Write out the material below again, swapping every "colorbar-tick-label" for "scale-mark" and leaving everything else the same. Leave out the pictures.

─── Record set

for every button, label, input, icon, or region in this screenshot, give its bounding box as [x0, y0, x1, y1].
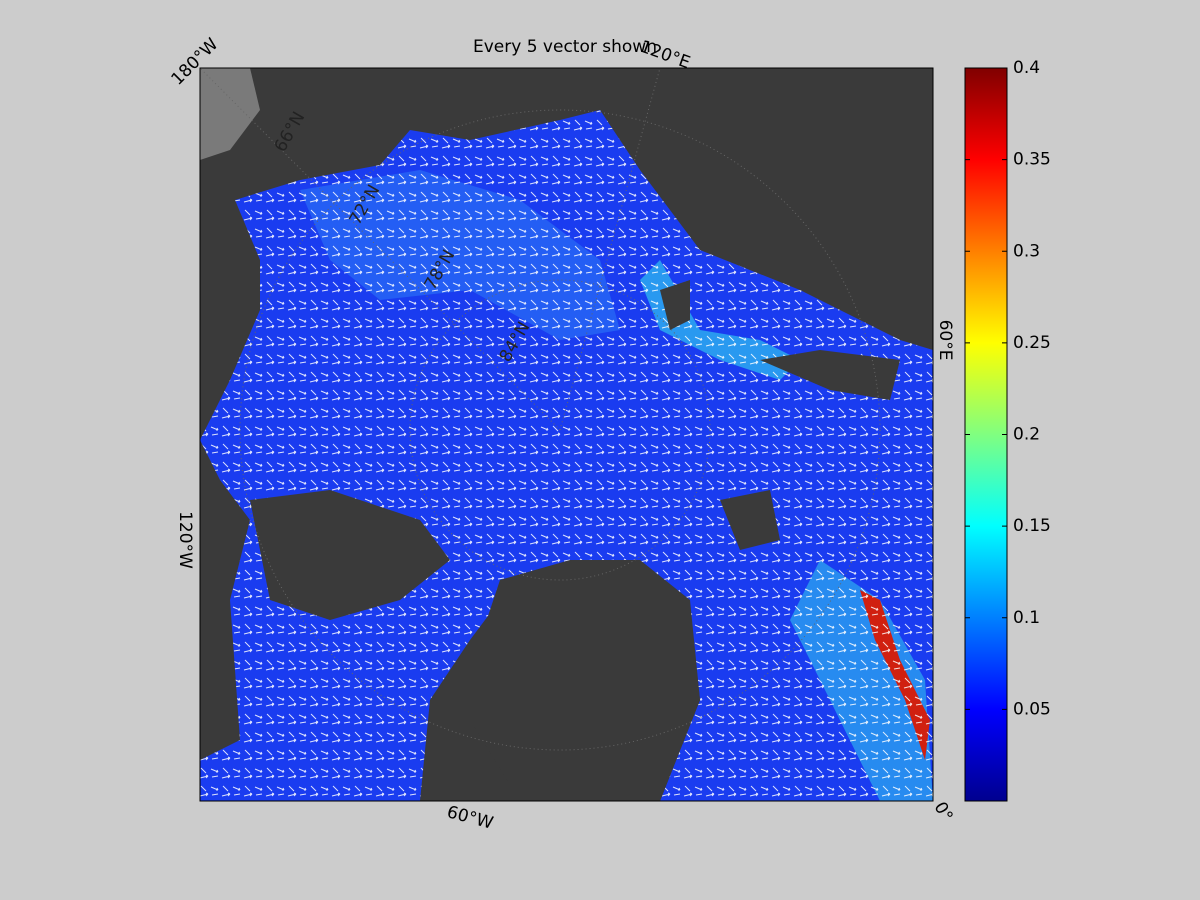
island	[660, 280, 690, 330]
colorbar	[964, 67, 1008, 802]
map-title: Every 5 vector shown	[473, 37, 657, 57]
map-area	[200, 68, 933, 801]
colorbar-tick-label: 0.15	[1013, 516, 1051, 536]
colorbar-tick-label: 0.3	[1013, 241, 1040, 261]
longitude-label: 120°W	[175, 511, 195, 569]
colorbar-tick-label: 0.2	[1013, 425, 1040, 445]
velocity-vectors	[200, 110, 933, 801]
colorbar-tick-label: 0.4	[1013, 58, 1040, 78]
novaya-zemlya	[760, 350, 900, 400]
longitude-label: 60°E	[935, 320, 955, 361]
greenland	[470, 560, 700, 801]
longitude-label: 0°	[930, 799, 957, 826]
colorbar-tick-label: 0.05	[1013, 699, 1051, 719]
map-frame	[199, 67, 934, 802]
shallow-land	[200, 68, 260, 160]
svalbard	[720, 490, 780, 550]
canadian-archipelago	[250, 490, 450, 620]
colorbar-tick-label: 0.25	[1013, 333, 1051, 353]
colorbar-tick-label: 0.35	[1013, 150, 1051, 170]
longitude-label: 60°W	[445, 802, 496, 834]
colorbar-tick-label: 0.1	[1013, 608, 1040, 628]
graticule	[200, 68, 881, 751]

──────

■ **Full solution**:
for every button, label, input, icon, or region in this screenshot, give its bounding box as [x0, y0, x1, y1].
island	[660, 280, 690, 330]
colorbar	[964, 67, 1008, 802]
map-title: Every 5 vector shown	[473, 37, 657, 57]
map-area	[200, 68, 933, 801]
scale-mark: 0.15	[1013, 516, 1051, 536]
scale-mark: 0.3	[1013, 241, 1040, 261]
longitude-label: 120°W	[175, 511, 195, 569]
scale-mark: 0.2	[1013, 425, 1040, 445]
velocity-vectors	[200, 110, 933, 801]
scale-mark: 0.4	[1013, 58, 1040, 78]
novaya-zemlya	[760, 350, 900, 400]
longitude-label: 60°E	[935, 320, 955, 361]
greenland	[470, 560, 700, 801]
longitude-label: 0°	[930, 799, 957, 826]
scale-mark: 0.05	[1013, 699, 1051, 719]
map-frame	[199, 67, 934, 802]
shallow-land	[200, 68, 260, 160]
svalbard	[720, 490, 780, 550]
canadian-archipelago	[250, 490, 450, 620]
scale-mark: 0.25	[1013, 333, 1051, 353]
scale-mark: 0.35	[1013, 150, 1051, 170]
longitude-label: 60°W	[445, 802, 496, 834]
scale-mark: 0.1	[1013, 608, 1040, 628]
graticule	[200, 68, 881, 751]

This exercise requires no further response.